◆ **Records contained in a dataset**
========

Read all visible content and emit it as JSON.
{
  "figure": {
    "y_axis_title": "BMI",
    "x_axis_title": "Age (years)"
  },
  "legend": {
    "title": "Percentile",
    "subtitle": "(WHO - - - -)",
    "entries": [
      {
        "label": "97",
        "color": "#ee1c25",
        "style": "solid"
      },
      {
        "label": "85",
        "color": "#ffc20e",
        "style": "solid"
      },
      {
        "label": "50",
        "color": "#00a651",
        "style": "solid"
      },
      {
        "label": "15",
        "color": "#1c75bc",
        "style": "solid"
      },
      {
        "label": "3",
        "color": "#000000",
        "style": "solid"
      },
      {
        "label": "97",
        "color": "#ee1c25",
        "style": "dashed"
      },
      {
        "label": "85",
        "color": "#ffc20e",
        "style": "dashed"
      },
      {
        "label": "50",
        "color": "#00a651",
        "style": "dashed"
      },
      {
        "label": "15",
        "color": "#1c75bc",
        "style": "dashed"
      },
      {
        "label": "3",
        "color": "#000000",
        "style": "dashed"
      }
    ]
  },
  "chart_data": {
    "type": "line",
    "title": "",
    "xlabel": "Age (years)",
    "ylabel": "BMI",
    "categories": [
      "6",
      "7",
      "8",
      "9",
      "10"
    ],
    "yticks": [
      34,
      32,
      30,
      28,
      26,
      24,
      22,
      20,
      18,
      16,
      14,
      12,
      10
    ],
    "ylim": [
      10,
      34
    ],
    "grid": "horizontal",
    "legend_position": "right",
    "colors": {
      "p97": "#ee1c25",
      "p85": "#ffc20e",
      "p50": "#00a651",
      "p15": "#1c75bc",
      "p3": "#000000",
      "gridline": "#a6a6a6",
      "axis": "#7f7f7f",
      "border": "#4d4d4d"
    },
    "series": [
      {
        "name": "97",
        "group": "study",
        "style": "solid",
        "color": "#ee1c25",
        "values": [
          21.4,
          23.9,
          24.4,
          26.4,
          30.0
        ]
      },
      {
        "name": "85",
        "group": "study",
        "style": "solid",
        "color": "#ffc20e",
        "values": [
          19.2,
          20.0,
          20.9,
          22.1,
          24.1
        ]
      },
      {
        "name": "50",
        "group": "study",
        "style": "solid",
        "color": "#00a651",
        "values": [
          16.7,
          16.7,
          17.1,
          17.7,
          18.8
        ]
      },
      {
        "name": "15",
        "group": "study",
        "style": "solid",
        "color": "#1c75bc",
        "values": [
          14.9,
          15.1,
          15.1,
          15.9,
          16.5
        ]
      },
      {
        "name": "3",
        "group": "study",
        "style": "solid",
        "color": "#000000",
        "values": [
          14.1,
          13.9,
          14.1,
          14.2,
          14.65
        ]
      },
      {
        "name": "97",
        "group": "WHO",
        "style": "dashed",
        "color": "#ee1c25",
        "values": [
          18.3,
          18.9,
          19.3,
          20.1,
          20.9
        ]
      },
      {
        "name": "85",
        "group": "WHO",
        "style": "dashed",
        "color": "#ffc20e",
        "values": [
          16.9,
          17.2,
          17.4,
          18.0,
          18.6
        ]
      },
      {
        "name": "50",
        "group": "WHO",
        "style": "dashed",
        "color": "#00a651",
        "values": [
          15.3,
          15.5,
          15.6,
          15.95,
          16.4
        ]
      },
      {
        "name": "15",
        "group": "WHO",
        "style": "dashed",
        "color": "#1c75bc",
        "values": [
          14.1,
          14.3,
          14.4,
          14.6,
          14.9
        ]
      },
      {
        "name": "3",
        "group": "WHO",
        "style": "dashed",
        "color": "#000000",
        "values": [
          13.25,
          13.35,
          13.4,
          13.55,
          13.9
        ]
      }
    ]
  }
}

========

◆ **TASK REQUIREMENTS**
Write out the material exactly as given.

◆ **EXERCISE ANSWER**
Read all visible content and emit it as JSON.
{
  "figure": {
    "y_axis_title": "BMI",
    "x_axis_title": "Age (years)"
  },
  "legend": {
    "title": "Percentile",
    "subtitle": "(WHO - - - -)",
    "entries": [
      {
        "label": "97",
        "color": "#ee1c25",
        "style": "solid"
      },
      {
        "label": "85",
        "color": "#ffc20e",
        "style": "solid"
      },
      {
        "label": "50",
        "color": "#00a651",
        "style": "solid"
      },
      {
        "label": "15",
        "color": "#1c75bc",
        "style": "solid"
      },
      {
        "label": "3",
        "color": "#000000",
        "style": "solid"
      },
      {
        "label": "97",
        "color": "#ee1c25",
        "style": "dashed"
      },
      {
        "label": "85",
        "color": "#ffc20e",
        "style": "dashed"
      },
      {
        "label": "50",
        "color": "#00a651",
        "style": "dashed"
      },
      {
        "label": "15",
        "color": "#1c75bc",
        "style": "dashed"
      },
      {
        "label": "3",
        "color": "#000000",
        "style": "dashed"
      }
    ]
  },
  "chart_data": {
    "type": "line",
    "title": "",
    "xlabel": "Age (years)",
    "ylabel": "BMI",
    "categories": [
      "6",
      "7",
      "8",
      "9",
      "10"
    ],
    "yticks": [
      34,
      32,
      30,
      28,
      26,
      24,
      22,
      20,
      18,
      16,
      14,
      12,
      10
    ],
    "ylim": [
      10,
      34
    ],
    "grid": "horizontal",
    "legend_position": "right",
    "colors": {
      "p97": "#ee1c25",
      "p85": "#ffc20e",
      "p50": "#00a651",
      "p15": "#1c75bc",
      "p3": "#000000",
      "gridline": "#a6a6a6",
      "axis": "#7f7f7f",
      "border": "#4d4d4d"
    },
    "series": [
      {
        "name": "97",
        "group": "study",
        "style": "solid",
        "color": "#ee1c25",
        "values": [
          21.4,
          23.9,
          24.4,
          26.4,
          30.0
        ]
      },
      {
        "name": "85",
        "group": "study",
        "style": "solid",
        "color": "#ffc20e",
        "values": [
          19.2,
          20.0,
          20.9,
          22.1,
          24.1
        ]
      },
      {
        "name": "50",
        "group": "study",
        "style": "solid",
        "color": "#00a651",
        "values": [
          16.7,
          16.7,
          17.1,
          17.7,
          18.8
        ]
      },
      {
        "name": "15",
        "group": "study",
        "style": "solid",
        "color": "#1c75bc",
        "values": [
          14.9,
          15.1,
          15.1,
          15.9,
          16.5
        ]
      },
      {
        "name": "3",
        "group": "study",
        "style": "solid",
        "color": "#000000",
        "values": [
          14.1,
          13.9,
          14.1,
          14.2,
          14.65
        ]
      },
      {
        "name": "97",
        "group": "WHO",
        "style": "dashed",
        "color": "#ee1c25",
        "values": [
          18.3,
          18.9,
          19.3,
          20.1,
          20.9
        ]
      },
      {
        "name": "85",
        "group": "WHO",
        "style": "dashed",
        "color": "#ffc20e",
        "values": [
          16.9,
          17.2,
          17.4,
          18.0,
          18.6
        ]
      },
      {
        "name": "50",
        "group": "WHO",
        "style": "dashed",
        "color": "#00a651",
        "values": [
          15.3,
          15.5,
          15.6,
          15.95,
          16.4
        ]
      },
      {
        "name": "15",
        "group": "WHO",
        "style": "dashed",
        "color": "#1c75bc",
        "values": [
          14.1,
          14.3,
          14.4,
          14.6,
          14.9
        ]
      },
      {
        "name": "3",
        "group": "WHO",
        "style": "dashed",
        "color": "#000000",
        "values": [
          13.25,
          13.35,
          13.4,
          13.55,
          13.9
        ]
      }
    ]
  }
}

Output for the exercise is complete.